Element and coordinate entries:

....

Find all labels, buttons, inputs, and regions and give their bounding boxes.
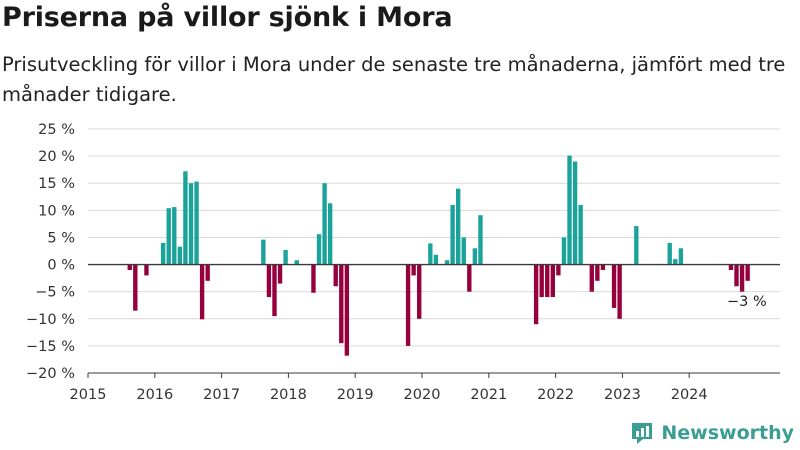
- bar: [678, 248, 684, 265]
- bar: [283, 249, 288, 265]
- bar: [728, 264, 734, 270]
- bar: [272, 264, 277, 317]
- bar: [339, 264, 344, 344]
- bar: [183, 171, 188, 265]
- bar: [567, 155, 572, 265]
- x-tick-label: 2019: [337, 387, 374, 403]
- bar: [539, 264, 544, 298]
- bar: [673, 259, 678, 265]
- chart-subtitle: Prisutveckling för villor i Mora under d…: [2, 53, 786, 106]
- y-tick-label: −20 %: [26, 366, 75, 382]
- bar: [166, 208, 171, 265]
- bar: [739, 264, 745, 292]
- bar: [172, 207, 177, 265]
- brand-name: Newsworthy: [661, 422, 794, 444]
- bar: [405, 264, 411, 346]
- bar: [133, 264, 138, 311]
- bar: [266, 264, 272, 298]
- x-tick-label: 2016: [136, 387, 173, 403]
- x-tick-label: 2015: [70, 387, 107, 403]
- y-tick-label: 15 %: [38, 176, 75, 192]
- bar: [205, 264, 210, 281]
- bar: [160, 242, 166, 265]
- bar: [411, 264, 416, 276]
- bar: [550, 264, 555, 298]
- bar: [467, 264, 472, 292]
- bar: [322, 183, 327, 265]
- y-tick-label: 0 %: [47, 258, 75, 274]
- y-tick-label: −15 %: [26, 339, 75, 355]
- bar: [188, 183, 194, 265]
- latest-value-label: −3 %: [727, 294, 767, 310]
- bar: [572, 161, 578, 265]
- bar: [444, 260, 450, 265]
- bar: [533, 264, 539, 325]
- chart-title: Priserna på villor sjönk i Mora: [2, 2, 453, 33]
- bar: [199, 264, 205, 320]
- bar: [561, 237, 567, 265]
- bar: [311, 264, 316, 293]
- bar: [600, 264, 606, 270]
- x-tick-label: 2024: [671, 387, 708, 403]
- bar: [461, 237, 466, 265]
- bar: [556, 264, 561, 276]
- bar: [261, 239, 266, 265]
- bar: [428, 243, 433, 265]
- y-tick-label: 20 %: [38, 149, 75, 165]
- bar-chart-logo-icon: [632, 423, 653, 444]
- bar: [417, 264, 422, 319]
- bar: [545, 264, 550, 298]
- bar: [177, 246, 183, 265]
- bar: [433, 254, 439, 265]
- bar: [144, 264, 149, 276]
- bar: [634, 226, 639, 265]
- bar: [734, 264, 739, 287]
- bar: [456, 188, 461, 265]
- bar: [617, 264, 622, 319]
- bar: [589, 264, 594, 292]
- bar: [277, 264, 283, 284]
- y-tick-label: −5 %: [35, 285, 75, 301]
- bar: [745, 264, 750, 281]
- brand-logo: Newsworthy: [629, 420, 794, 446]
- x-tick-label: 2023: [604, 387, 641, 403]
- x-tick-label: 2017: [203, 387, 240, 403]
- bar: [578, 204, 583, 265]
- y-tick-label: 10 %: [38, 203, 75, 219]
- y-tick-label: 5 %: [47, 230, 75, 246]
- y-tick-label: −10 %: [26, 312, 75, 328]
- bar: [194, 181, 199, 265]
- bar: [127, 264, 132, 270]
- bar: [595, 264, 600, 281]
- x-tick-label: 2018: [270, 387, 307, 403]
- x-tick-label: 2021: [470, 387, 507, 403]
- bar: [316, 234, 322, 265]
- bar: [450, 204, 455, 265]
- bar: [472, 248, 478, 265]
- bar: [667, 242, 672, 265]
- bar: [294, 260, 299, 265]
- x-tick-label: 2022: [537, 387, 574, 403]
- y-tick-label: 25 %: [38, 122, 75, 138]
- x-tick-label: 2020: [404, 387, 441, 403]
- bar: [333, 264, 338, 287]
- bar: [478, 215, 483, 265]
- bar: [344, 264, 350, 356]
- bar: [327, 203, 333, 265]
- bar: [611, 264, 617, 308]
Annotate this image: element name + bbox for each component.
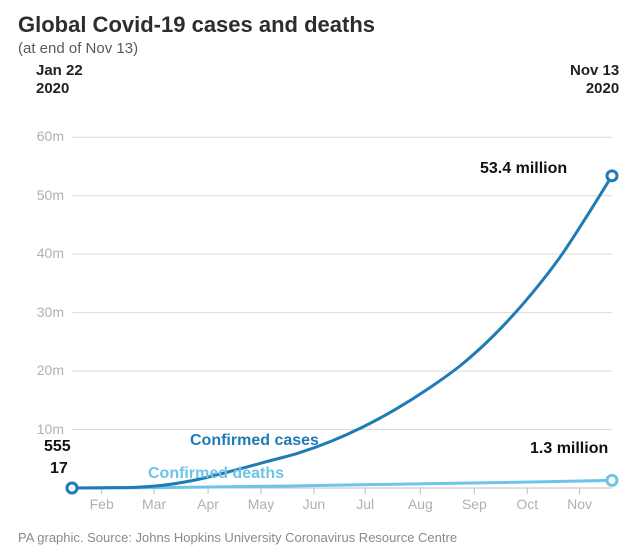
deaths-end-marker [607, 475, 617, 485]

....

| Problem requirements |
From the entries above, return every line unchanged, beginning with the line that contains "- bar: [678, 248, 684, 265]" and stopping after the line that contains "- chart-subtitle: Prisutveckling".

| Response for this exercise |
- bar: [678, 248, 684, 265]
- bar: [283, 249, 288, 265]
- bar: [728, 264, 734, 270]
- bar: [272, 264, 277, 317]
- bar: [339, 264, 344, 344]
- bar: [183, 171, 188, 265]
- bar: [567, 155, 572, 265]
- x-tick-label: 2019: [337, 387, 374, 403]
- bar: [539, 264, 544, 298]
- bar: [673, 259, 678, 265]
- chart-subtitle: Prisutveckling för villor i Mora under d…: [2, 53, 786, 106]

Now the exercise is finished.